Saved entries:
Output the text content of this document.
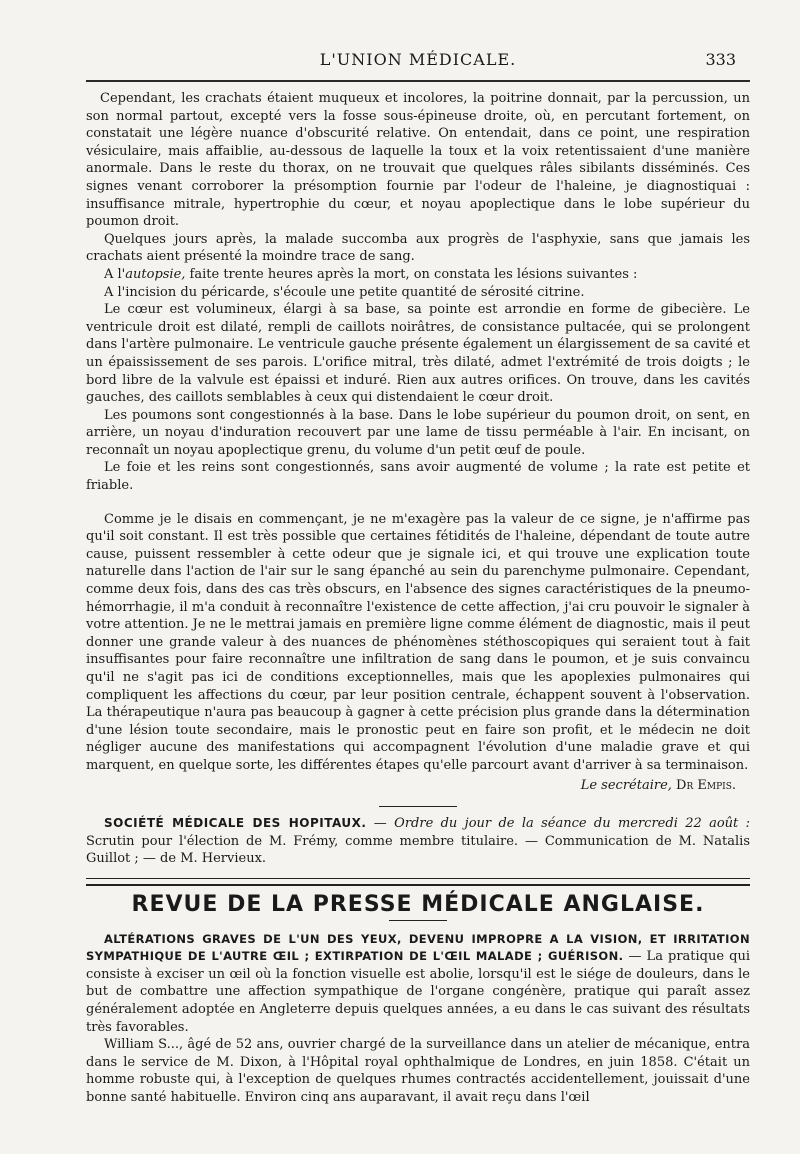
L'UNION MÉDICALE.	333

Cependant, les crachats étaient muqueux et incolores, la poitrine donnait, par la percussion, un son normal partout, excepté vers la fosse sous-épineuse droite, où, en percutant fortement, on constatait une légère nuance d'obscurité relative. On entendait, dans ce point, une respiration vésiculaire, mais affaiblie, au-dessous de laquelle la toux et la voix retentissaient d'une manière anormale. Dans le reste du thorax, on ne trouvait que quelques râles sibilants disséminés. Ces signes venant corroborer la présomption fournie par l'odeur de l'haleine, je diagnostiquai : insuffisance mitrale, hypertrophie du cœur, et noyau apoplectique dans le lobe supérieur du poumon droit.

Quelques jours après, la malade succomba aux progrès de l'asphyxie, sans que jamais les crachats aient présenté la moindre trace de sang.

A l'autopsie, faite trente heures après la mort, on constata les lésions suivantes :

A l'incision du péricarde, s'écoule une petite quantité de sérosité citrine.

Le cœur est volumineux, élargi à sa base, sa pointe est arrondie en forme de gibecière. Le ventricule droit est dilaté, rempli de caillots noirâtres, de consistance pultacée, qui se prolongent dans l'artère pulmonaire. Le ventricule gauche présente également un élargissement de sa cavité et un épaississement de ses parois. L'orifice mitral, très dilaté, admet l'extrémité de trois doigts ; le bord libre de la valvule est épaissi et induré. Rien aux autres orifices. On trouve, dans les cavités gauches, des caillots semblables à ceux qui distendaient le cœur droit.

Les poumons sont congestionnés à la base. Dans le lobe supérieur du poumon droit, on sent, en arrière, un noyau d'induration recouvert par une lame de tissu perméable à l'air. En incisant, on reconnaît un noyau apoplectique grenu, du volume d'un petit œuf de poule.

Le foie et les reins sont congestionnés, sans avoir augmenté de volume ; la rate est petite et friable.

Comme je le disais en commençant, je ne m'exagère pas la valeur de ce signe, je n'affirme pas qu'il soit constant. Il est très possible que certaines fétidités de l'haleine, dépendant de toute autre cause, puissent ressembler à cette odeur que je signale ici, et qui trouve une explication toute naturelle dans l'action de l'air sur le sang épanché au sein du parenchyme pulmonaire. Cependant, comme deux fois, dans des cas très obscurs, en l'absence des signes caractéristiques de la pneumo-hémorrhagie, il m'a conduit à reconnaître l'existence de cette affection, j'ai cru pouvoir le signaler à votre attention. Je ne le mettrai jamais en première ligne comme élément de diagnostic, mais il peut donner une grande valeur à des nuances de phénomènes stéthoscopiques qui seraient tout à fait insuffisantes pour faire reconnaître une infiltration de sang dans le poumon, et je suis convaincu qu'il ne s'agit pas ici de conditions exceptionnelles, mais que les apoplexies pulmonaires qui compliquent les affections du cœur, par leur position centrale, échappent souvent à l'observation. La thérapeutique n'aura pas beaucoup à gagner à cette précision plus grande dans la détermination d'une lésion toute secondaire, mais le pronostic peut en faire son profit, et le médecin ne doit négliger aucune des manifestations qui accompagnent l'évolution d'une maladie grave et qui marquent, en quelque sorte, les différentes étapes qu'elle parcourt avant d'arriver à sa terminaison.

Le secrétaire, Dr Empis.

SOCIÉTÉ MÉDICALE DES HOPITAUX. — Ordre du jour de la séance du mercredi 22 août : Scrutin pour l'élection de M. Frémy, comme membre titulaire. — Communication de M. Natalis Guillot ; — de M. Hervieux.

REVUE DE LA PRESSE MÉDICALE ANGLAISE.

ALTÉRATIONS GRAVES DE L'UN DES YEUX, DEVENU IMPROPRE A LA VISION, ET IRRITATION SYMPATHIQUE DE L'AUTRE ŒIL ; EXTIRPATION DE L'ŒIL MALADE ; GUÉRISON. — La pratique qui consiste à exciser un œil où la fonction visuelle est abolie, lorsqu'il est le siége de douleurs, dans le but de combattre une affection sympathique de l'organe congénère, pratique qui paraît assez généralement adoptée en Angleterre depuis quelques années, a eu dans le cas suivant des résultats très favorables.

William S..., âgé de 52 ans, ouvrier chargé de la surveillance dans un atelier de mécanique, entra dans le service de M. Dixon, à l'Hôpital royal ophthalmique de Londres, en juin 1858. C'était un homme robuste qui, à l'exception de quelques rhumes contractés accidentellement, jouissait d'une bonne santé habituelle. Environ cinq ans auparavant, il avait reçu dans l'œil
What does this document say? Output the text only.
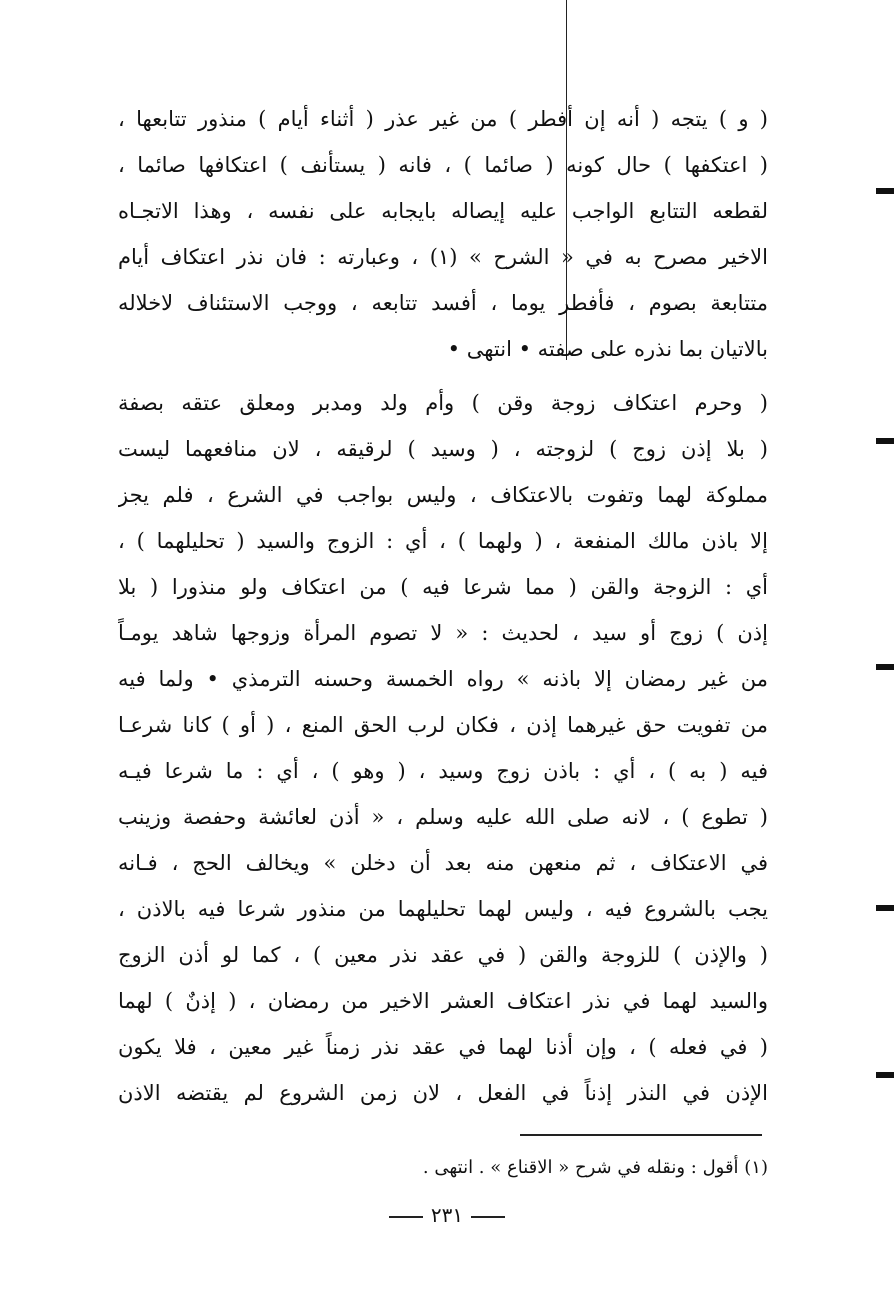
( و ) يتجه ( أنه إن أفطر ) من غير عذر ( أثناء أيام ) منذور تتابعها ،
( اعتكفها ) حال كونه ( صائما ) ، فانه ( يستأنف ) اعتكافها صائما ،
لقطعه التتابع الواجب عليه إيصاله بايجابه على نفسه ، وهذا الاتجـاه
الاخير مصرح به في « الشرح » (١) ، وعبارته : فان نذر اعتكاف أيام
متتابعة بصوم ، فأفطر يوما ، أفسد تتابعه ، ووجب الاستئناف لاخلاله
بالاتيان بما نذره على صفته • انتهى •
( وحرم اعتكاف زوجة وقن ) وأم ولد ومدبر ومعلق عتقه بصفة
( بلا إذن زوج ) لزوجته ، ( وسيد ) لرقيقه ، لان منافعهما ليست
مملوكة لهما وتفوت بالاعتكاف ، وليس بواجب في الشرع ، فلم يجز
إلا باذن مالك المنفعة ، ( ولهما ) ، أي : الزوج والسيد ( تحليلهما ) ،
أي : الزوجة والقن ( مما شرعا فيه ) من اعتكاف ولو منذورا ( بلا
إذن ) زوج أو سيد ، لحديث : « لا تصوم المرأة وزوجها شاهد يومـاً
من غير رمضان إلا باذنه » رواه الخمسة وحسنه الترمذي • ولما فيه
من تفويت حق غيرهما إذن ، فكان لرب الحق المنع ، ( أو ) كانا شرعـا
فيه ( به ) ، أي : باذن زوج وسيد ، ( وهو ) ، أي : ما شرعا فيـه
( تطوع ) ، لانه صلى الله عليه وسلم ، « أذن لعائشة وحفصة وزينب
في الاعتكاف ، ثم منعهن منه بعد أن دخلن » ويخالف الحج ، فـانه
يجب بالشروع فيه ، وليس لهما تحليلهما من منذور شرعا فيه بالاذن ،
( والإذن ) للزوجة والقن ( في عقد نذر معين ) ، كما لو أذن الزوج
والسيد لهما في نذر اعتكاف العشر الاخير من رمضان ، ( إذنٌ ) لهما
( في فعله ) ، وإن أذنا لهما في عقد نذر زمناً غير معين ، فلا يكون
الإذن في النذر إذناً في الفعل ، لان زمن الشروع لم يقتضه الاذن
(١) أقول : ونقله في شرح « الاقناع » . انتهى .
٢٣١
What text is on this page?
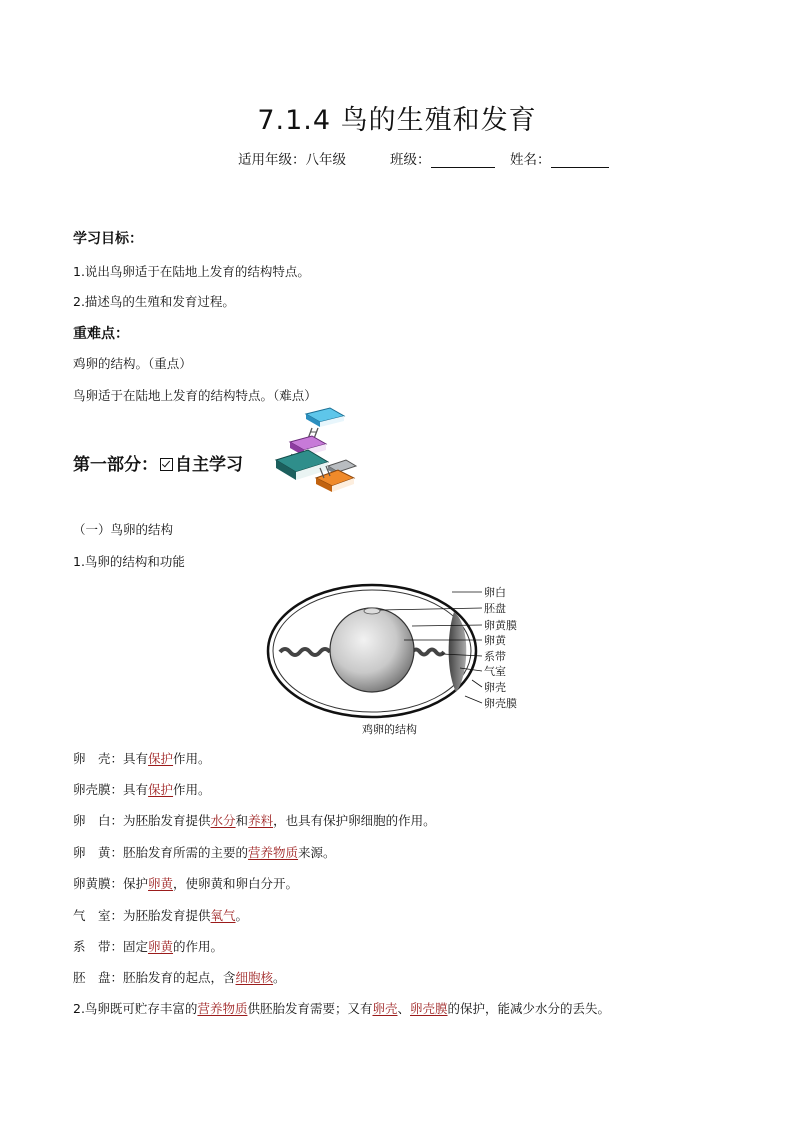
7.1.4 鸟的生殖和发育
适用年级：八年级	班级：	姓名：
学习目标：
1.说出鸟卵适于在陆地上发育的结构特点。
2.描述鸟的生殖和发育过程。
重难点：
鸡卵的结构。（重点）
鸟卵适于在陆地上发育的结构特点。（难点）
第一部分： 自主学习
（一）鸟卵的结构
1.鸟卵的结构和功能
卵白
胚盘
卵黄膜
卵黄
系带
气室
卵壳
卵壳膜
鸡卵的结构
卵　壳：具有保护作用。
卵壳膜：具有保护作用。
卵　白：为胚胎发育提供水分和养料，也具有保护卵细胞的作用。
卵　黄：胚胎发育所需的主要的营养物质来源。
卵黄膜：保护卵黄，使卵黄和卵白分开。
气　室：为胚胎发育提供氧气。
系　带：固定卵黄的作用。
胚　盘：胚胎发育的起点，含细胞核。
2.鸟卵既可贮存丰富的营养物质供胚胎发育需要；又有卵壳、卵壳膜的保护，能减少水分的丢失。
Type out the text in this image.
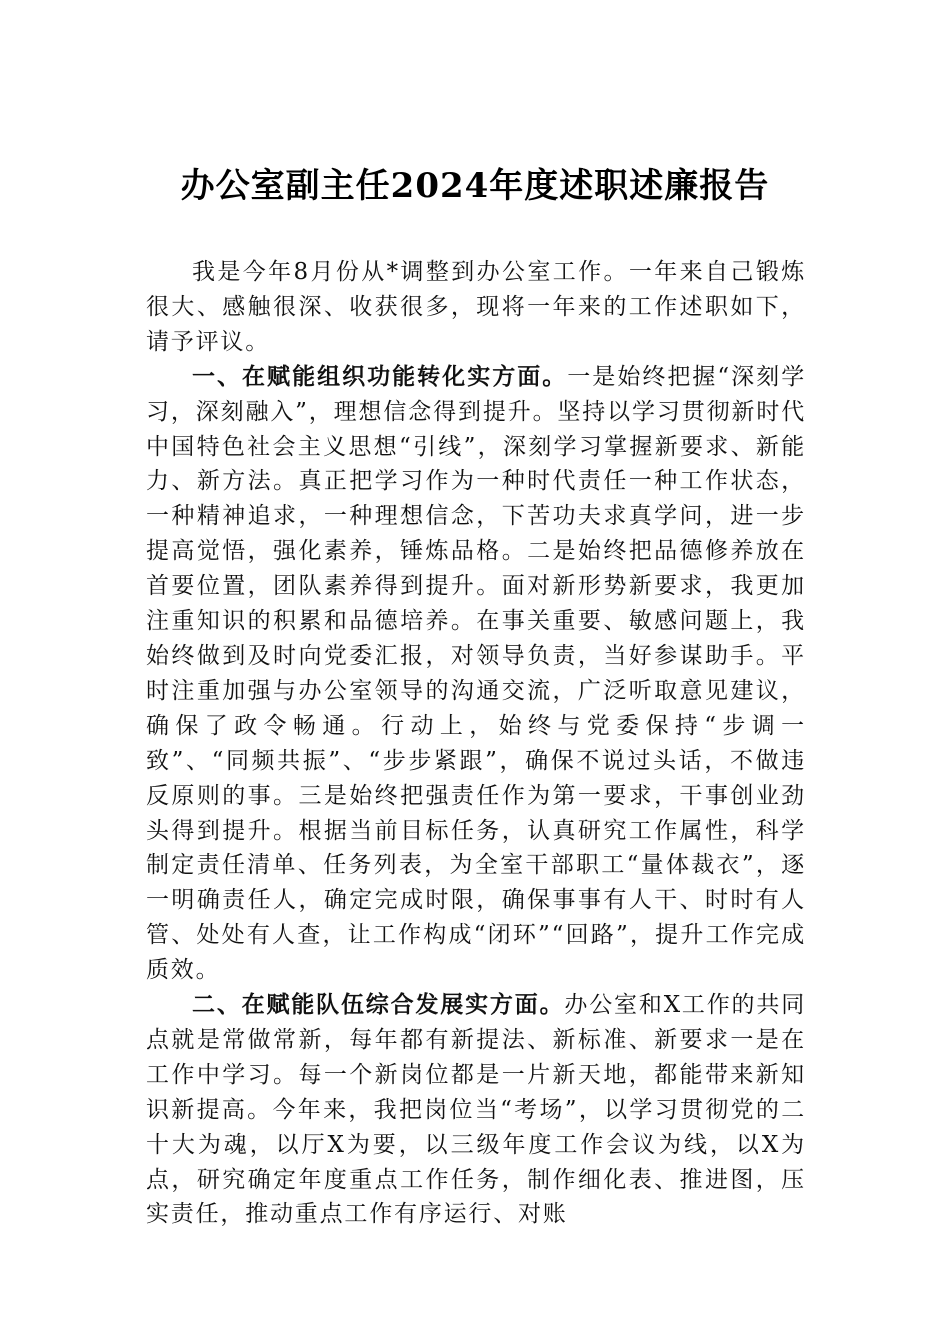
办公室副主任2024年度述职述廉报告

我是今年8月份从*调整到办公室工作。一年来自己锻炼很大、感触很深、收获很多，现将一年来的工作述职如下，请予评议。

一、在赋能组织功能转化实方面。一是始终把握“深刻学习，深刻融入”，理想信念得到提升。坚持以学习贯彻新时代中国特色社会主义思想“引线”，深刻学习掌握新要求、新能力、新方法。真正把学习作为一种时代责任一种工作状态，一种精神追求，一种理想信念，下苦功夫求真学问，进一步提高觉悟，强化素养，锤炼品格。二是始终把品德修养放在首要位置，团队素养得到提升。面对新形势新要求，我更加注重知识的积累和品德培养。在事关重要、敏感问题上，我始终做到及时向党委汇报，对领导负责，当好参谋助手。平时注重加强与办公室领导的沟通交流，广泛听取意见建议，确保了政令畅通。行动上，始终与党委保持“步调一致”、“同频共振”、“步步紧跟”，确保不说过头话，不做违反原则的事。三是始终把强责任作为第一要求，干事创业劲头得到提升。根据当前目标任务，认真研究工作属性，科学制定责任清单、任务列表，为全室干部职工“量体裁衣”，逐一明确责任人，确定完成时限，确保事事有人干、时时有人管、处处有人查，让工作构成“闭环”“回路”，提升工作完成质效。

二、在赋能队伍综合发展实方面。办公室和X工作的共同点就是常做常新，每年都有新提法、新标准、新要求一是在工作中学习。每一个新岗位都是一片新天地，都能带来新知识新提高。今年来，我把岗位当“考场”，以学习贯彻党的二十大为魂，以厅X为要，以三级年度工作会议为线，以X为点，研究确定年度重点工作任务，制作细化表、推进图，压实责任，推动重点工作有序运行、对账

● **What you are asked to do**
Take the records above from the line with "Type out the text in this image." down to their last line and please copy those lines exactly, without the pictures.

● **Final result**
Type out the text in this image.
办公室副主任2024年度述职述廉报告

我是今年8月份从*调整到办公室工作。一年来自己锻炼很大、感触很深、收获很多，现将一年来的工作述职如下，请予评议。

一、在赋能组织功能转化实方面。一是始终把握“深刻学习，深刻融入”，理想信念得到提升。坚持以学习贯彻新时代中国特色社会主义思想“引线”，深刻学习掌握新要求、新能力、新方法。真正把学习作为一种时代责任一种工作状态，一种精神追求，一种理想信念，下苦功夫求真学问，进一步提高觉悟，强化素养，锤炼品格。二是始终把品德修养放在首要位置，团队素养得到提升。面对新形势新要求，我更加注重知识的积累和品德培养。在事关重要、敏感问题上，我始终做到及时向党委汇报，对领导负责，当好参谋助手。平时注重加强与办公室领导的沟通交流，广泛听取意见建议，确保了政令畅通。行动上，始终与党委保持“步调一致”、“同频共振”、“步步紧跟”，确保不说过头话，不做违反原则的事。三是始终把强责任作为第一要求，干事创业劲头得到提升。根据当前目标任务，认真研究工作属性，科学制定责任清单、任务列表，为全室干部职工“量体裁衣”，逐一明确责任人，确定完成时限，确保事事有人干、时时有人管、处处有人查，让工作构成“闭环”“回路”，提升工作完成质效。

二、在赋能队伍综合发展实方面。办公室和X工作的共同点就是常做常新，每年都有新提法、新标准、新要求一是在工作中学习。每一个新岗位都是一片新天地，都能带来新知识新提高。今年来，我把岗位当“考场”，以学习贯彻党的二十大为魂，以厅X为要，以三级年度工作会议为线，以X为点，研究确定年度重点工作任务，制作细化表、推进图，压实责任，推动重点工作有序运行、对账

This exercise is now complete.